== BRIEF ==
Determine the number of lines that contain the word "rmse", then state that number and nothing more.

(Lines of data)
'''

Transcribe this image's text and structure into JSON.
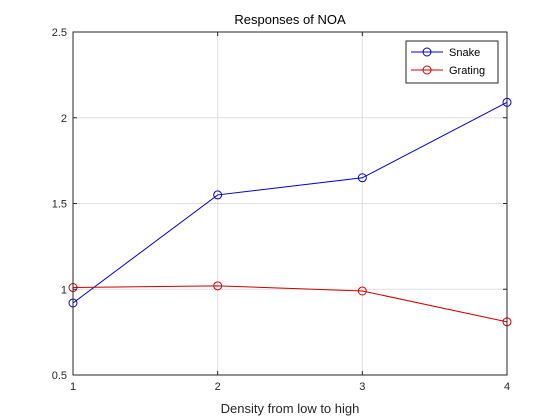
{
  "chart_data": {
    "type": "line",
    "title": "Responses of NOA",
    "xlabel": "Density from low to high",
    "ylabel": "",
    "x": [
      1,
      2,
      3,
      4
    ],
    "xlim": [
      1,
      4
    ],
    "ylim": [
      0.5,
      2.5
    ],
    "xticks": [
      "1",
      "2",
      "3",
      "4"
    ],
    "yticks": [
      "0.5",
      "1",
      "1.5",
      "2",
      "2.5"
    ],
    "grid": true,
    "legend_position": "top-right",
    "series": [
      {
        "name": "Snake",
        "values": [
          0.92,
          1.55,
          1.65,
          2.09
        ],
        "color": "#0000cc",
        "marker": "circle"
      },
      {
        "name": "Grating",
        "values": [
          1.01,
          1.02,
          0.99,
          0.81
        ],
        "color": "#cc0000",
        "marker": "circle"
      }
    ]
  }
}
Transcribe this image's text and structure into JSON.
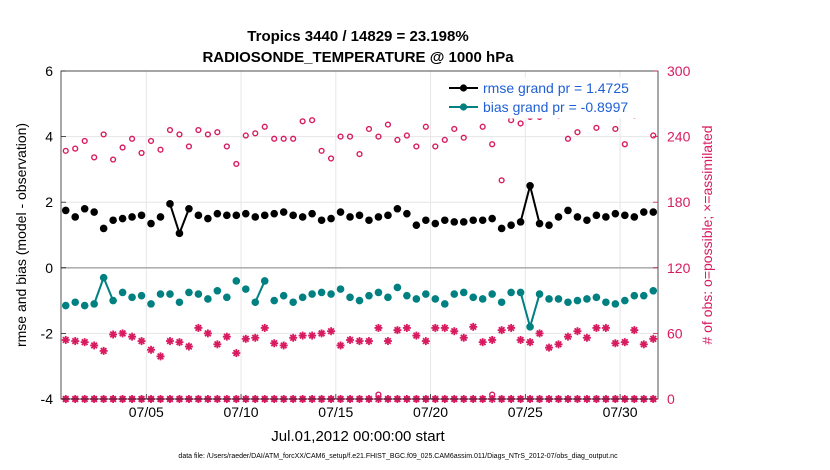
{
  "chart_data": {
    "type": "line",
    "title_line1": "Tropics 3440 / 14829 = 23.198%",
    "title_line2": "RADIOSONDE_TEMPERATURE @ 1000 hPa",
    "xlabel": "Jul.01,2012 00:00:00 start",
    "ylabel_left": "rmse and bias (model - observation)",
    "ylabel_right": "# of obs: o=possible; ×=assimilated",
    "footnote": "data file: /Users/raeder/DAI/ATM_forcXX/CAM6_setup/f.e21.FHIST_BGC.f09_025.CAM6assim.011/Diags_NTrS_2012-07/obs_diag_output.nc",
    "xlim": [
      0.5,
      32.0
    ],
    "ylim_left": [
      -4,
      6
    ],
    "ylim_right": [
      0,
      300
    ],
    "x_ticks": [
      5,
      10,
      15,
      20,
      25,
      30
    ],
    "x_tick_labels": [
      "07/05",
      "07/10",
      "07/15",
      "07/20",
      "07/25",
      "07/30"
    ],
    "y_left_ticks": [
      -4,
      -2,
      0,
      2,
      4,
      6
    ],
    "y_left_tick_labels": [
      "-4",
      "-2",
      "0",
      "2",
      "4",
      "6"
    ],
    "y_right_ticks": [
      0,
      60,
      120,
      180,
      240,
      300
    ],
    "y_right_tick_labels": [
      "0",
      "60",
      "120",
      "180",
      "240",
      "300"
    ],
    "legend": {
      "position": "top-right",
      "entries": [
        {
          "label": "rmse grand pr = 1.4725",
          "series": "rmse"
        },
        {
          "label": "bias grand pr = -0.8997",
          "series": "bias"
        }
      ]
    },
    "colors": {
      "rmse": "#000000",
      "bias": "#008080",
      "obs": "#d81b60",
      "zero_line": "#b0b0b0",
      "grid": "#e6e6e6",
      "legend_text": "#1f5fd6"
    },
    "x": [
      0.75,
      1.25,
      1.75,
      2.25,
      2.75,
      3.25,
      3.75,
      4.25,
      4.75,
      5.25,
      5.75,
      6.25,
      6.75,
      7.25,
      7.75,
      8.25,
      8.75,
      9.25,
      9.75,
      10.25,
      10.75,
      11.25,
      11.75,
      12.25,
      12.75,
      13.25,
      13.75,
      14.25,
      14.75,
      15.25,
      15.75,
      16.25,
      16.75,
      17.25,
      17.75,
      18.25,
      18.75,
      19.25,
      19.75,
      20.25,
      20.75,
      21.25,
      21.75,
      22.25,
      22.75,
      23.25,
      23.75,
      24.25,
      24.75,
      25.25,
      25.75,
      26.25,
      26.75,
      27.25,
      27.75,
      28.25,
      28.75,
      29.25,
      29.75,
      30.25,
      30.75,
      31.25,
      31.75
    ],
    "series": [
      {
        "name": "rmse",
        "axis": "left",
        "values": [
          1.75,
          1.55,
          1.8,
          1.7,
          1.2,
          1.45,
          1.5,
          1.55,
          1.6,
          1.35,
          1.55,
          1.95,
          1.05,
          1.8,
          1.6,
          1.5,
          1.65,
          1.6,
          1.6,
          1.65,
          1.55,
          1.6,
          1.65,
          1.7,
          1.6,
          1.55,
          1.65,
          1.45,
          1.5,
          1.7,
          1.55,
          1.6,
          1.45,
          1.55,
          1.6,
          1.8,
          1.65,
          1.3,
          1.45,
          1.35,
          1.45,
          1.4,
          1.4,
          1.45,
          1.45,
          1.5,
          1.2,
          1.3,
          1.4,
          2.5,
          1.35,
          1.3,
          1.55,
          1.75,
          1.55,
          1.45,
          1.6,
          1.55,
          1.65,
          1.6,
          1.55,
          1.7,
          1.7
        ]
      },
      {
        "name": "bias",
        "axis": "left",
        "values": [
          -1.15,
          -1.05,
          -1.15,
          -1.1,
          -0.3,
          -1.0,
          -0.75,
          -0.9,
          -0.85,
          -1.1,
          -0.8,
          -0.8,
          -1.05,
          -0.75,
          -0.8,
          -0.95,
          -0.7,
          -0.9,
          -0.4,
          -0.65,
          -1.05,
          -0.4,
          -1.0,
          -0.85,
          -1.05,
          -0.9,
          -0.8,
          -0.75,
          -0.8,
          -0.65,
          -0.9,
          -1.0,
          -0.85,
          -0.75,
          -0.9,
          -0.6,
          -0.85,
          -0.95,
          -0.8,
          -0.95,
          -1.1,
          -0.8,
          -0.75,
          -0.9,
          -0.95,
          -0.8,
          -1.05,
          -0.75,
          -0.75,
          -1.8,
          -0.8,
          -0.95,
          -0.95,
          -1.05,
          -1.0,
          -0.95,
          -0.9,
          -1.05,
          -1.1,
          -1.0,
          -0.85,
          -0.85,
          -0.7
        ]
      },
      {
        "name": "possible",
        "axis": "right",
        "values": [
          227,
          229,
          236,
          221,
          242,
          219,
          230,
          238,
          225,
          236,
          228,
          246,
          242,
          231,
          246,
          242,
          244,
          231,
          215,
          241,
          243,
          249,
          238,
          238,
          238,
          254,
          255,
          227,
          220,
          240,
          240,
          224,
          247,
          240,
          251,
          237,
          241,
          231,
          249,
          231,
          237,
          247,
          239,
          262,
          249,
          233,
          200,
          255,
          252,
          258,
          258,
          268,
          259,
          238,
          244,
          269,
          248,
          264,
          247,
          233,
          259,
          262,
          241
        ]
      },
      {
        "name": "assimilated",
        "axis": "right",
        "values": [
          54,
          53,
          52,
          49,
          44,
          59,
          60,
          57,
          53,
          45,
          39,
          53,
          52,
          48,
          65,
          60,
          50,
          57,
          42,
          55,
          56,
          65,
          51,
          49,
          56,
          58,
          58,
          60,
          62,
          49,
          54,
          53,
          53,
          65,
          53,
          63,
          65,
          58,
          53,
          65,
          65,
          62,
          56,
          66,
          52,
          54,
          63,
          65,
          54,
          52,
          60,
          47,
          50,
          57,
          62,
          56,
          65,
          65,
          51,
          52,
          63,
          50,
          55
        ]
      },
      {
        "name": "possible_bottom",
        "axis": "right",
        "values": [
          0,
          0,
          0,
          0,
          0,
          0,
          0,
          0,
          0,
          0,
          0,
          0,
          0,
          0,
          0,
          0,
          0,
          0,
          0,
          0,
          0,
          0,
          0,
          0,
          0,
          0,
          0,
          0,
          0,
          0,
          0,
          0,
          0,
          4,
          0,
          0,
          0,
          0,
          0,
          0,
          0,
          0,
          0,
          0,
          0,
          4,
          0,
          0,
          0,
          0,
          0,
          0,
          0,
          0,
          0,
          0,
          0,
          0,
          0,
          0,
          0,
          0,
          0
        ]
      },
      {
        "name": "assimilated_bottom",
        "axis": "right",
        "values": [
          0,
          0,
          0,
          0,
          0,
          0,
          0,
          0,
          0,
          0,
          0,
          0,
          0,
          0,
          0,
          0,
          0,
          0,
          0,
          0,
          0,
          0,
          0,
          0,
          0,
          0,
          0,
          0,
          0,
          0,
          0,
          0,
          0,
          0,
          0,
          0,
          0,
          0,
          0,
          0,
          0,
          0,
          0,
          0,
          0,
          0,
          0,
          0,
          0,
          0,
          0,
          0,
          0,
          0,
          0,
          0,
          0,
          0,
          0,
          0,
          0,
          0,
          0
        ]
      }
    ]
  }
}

'''

== TASK RESULT ==
5